**Activity**
All lines below containing "from" are to be listed.

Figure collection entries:

*** Block opens ***

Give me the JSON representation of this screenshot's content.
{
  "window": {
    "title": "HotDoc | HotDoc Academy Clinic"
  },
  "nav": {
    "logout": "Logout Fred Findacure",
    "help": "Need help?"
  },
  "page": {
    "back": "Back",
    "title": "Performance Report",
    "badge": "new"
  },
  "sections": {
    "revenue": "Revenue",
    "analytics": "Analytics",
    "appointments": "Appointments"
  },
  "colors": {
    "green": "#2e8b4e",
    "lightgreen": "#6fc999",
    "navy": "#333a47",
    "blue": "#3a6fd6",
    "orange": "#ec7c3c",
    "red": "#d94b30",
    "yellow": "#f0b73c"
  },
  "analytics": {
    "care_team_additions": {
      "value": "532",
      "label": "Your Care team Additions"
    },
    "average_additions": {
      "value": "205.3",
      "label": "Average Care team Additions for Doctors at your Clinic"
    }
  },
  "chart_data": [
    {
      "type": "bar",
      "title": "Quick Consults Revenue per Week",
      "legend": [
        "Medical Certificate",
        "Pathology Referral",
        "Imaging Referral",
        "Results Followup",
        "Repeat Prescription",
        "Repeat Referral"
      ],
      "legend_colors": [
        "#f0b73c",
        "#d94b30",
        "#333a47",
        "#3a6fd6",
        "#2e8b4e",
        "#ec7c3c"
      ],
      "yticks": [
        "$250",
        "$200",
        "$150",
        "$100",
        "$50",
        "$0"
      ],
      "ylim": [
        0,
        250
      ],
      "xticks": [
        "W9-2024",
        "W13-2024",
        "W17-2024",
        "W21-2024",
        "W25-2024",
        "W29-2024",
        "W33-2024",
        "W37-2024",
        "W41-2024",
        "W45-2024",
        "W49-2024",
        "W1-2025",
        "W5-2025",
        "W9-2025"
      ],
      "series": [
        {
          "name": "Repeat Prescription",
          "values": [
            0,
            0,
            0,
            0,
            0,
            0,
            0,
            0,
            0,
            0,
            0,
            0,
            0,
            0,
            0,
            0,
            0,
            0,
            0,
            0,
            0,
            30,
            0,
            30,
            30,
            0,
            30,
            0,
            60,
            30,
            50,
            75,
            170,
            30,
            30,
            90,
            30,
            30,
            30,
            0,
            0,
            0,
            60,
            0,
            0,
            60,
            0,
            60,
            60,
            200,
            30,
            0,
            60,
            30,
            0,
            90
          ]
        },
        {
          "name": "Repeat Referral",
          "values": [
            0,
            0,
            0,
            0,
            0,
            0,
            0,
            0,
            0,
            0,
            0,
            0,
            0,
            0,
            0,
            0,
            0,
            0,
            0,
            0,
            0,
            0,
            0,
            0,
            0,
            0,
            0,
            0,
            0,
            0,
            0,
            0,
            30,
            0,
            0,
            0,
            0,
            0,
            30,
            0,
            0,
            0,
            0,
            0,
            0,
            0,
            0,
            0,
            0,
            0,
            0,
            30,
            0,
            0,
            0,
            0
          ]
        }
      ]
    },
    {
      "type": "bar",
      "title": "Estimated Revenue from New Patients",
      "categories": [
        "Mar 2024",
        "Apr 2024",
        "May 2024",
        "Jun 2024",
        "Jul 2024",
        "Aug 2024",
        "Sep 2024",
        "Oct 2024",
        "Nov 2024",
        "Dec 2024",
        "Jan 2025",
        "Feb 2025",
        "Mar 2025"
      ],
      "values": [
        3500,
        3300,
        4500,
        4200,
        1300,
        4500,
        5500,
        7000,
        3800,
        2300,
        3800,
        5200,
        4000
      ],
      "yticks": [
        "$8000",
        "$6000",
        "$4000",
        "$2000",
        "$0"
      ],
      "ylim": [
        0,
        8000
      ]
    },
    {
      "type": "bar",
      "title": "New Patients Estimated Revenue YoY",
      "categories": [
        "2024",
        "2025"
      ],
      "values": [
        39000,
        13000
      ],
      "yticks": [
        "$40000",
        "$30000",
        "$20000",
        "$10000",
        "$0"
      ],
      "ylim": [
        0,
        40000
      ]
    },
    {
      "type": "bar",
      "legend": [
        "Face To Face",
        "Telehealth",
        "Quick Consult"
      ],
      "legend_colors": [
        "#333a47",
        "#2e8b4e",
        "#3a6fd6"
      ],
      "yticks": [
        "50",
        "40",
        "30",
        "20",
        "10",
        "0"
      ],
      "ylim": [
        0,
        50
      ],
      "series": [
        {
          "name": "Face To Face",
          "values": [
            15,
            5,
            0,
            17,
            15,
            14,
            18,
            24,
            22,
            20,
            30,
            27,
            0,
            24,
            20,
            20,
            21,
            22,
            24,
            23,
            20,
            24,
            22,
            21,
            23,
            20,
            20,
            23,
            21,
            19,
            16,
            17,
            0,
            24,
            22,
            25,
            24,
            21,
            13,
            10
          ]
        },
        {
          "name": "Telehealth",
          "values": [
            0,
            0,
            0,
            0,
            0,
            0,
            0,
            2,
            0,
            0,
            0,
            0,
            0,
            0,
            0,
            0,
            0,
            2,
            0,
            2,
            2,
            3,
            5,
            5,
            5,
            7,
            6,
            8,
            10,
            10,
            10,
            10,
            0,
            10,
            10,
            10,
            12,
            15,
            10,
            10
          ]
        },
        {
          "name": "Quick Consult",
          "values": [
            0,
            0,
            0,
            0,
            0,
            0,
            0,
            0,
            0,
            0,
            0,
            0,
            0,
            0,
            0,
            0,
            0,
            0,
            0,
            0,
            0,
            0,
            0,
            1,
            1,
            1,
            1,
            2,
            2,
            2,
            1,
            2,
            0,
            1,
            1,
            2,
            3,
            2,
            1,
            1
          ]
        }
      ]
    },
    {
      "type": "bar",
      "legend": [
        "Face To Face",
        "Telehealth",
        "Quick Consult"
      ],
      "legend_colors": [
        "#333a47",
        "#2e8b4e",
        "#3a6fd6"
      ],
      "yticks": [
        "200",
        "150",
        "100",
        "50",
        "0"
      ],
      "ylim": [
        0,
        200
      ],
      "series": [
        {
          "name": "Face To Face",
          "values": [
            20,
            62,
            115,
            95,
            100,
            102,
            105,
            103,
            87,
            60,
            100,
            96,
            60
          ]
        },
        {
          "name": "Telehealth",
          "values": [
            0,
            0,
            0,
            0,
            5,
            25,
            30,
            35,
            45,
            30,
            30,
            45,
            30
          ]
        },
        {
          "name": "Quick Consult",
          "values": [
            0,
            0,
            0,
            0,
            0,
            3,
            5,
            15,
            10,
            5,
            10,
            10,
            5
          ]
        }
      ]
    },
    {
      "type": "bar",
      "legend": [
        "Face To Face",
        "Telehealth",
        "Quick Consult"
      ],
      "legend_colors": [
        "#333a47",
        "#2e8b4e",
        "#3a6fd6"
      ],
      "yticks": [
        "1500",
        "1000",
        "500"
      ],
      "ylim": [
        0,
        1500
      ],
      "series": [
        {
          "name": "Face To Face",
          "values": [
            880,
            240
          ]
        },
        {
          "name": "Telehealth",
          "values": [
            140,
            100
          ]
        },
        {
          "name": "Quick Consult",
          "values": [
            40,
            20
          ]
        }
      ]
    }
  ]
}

*** Block closes ***
*** Block opens ***

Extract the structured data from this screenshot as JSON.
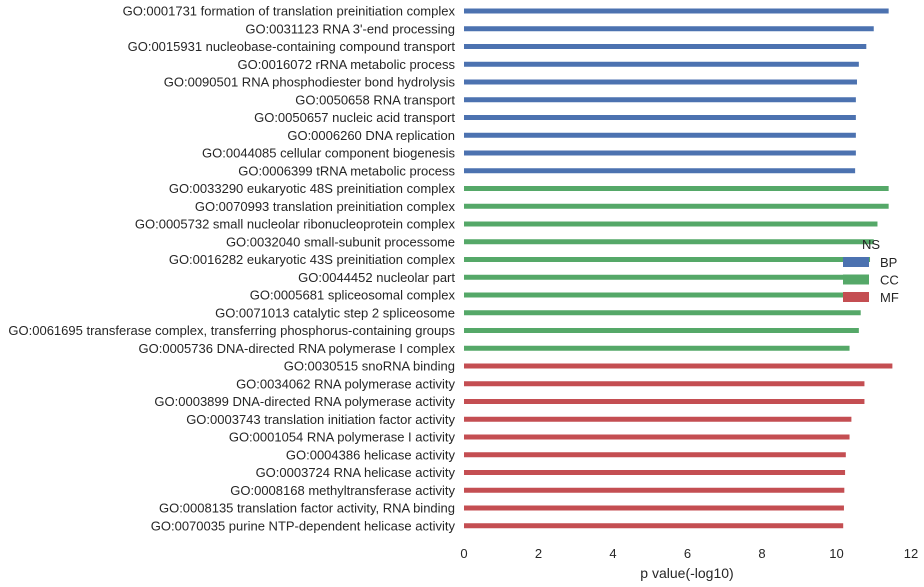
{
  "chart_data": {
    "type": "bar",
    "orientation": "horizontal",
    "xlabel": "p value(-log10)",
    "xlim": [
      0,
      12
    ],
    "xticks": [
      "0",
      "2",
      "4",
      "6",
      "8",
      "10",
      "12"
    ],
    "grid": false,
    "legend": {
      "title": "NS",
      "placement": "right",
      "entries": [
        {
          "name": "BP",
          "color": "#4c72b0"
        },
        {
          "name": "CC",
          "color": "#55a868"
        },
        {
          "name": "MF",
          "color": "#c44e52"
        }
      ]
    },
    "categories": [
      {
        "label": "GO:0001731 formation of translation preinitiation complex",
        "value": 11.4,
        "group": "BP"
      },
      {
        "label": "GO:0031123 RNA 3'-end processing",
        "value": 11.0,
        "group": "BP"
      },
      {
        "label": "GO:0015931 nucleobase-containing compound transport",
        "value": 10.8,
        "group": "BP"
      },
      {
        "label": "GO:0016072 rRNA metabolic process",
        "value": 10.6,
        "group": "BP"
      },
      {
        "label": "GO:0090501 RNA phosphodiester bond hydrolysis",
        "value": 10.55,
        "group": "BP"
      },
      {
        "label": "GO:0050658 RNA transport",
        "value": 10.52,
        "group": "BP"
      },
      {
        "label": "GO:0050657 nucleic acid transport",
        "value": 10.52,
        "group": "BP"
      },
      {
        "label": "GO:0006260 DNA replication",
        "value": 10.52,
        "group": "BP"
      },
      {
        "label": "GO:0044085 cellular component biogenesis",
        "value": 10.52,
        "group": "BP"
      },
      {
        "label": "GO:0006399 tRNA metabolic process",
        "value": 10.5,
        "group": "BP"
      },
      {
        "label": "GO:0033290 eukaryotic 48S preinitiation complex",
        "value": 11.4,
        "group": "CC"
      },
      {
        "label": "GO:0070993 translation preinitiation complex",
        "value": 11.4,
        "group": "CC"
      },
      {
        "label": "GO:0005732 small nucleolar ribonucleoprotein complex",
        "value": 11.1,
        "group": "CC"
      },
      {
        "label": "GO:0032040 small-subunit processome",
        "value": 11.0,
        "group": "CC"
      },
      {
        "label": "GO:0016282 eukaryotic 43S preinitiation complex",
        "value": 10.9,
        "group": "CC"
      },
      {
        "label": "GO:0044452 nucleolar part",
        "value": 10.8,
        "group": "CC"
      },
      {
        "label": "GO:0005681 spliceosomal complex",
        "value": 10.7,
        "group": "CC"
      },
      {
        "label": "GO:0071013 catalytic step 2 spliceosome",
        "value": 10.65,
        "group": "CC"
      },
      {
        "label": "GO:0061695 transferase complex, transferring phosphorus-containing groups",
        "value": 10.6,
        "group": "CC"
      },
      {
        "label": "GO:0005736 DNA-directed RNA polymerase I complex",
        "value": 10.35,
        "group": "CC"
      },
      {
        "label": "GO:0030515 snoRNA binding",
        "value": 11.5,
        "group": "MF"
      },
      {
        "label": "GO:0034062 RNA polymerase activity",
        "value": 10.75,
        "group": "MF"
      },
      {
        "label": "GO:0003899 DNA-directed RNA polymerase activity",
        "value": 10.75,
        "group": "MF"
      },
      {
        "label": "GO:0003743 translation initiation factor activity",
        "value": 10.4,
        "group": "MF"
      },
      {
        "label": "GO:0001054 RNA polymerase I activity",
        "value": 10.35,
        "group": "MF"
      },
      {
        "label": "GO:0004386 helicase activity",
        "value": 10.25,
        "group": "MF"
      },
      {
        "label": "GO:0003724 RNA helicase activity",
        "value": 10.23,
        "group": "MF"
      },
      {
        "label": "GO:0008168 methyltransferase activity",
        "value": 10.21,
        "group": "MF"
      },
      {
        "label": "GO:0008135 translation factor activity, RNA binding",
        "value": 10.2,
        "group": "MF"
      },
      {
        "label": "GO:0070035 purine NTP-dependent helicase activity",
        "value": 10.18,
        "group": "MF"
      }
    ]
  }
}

*** Block closes ***

**Exercise response**
      "title": "Estimated Revenue from New Patients",
Extract the structured data from this screenshot as JSON.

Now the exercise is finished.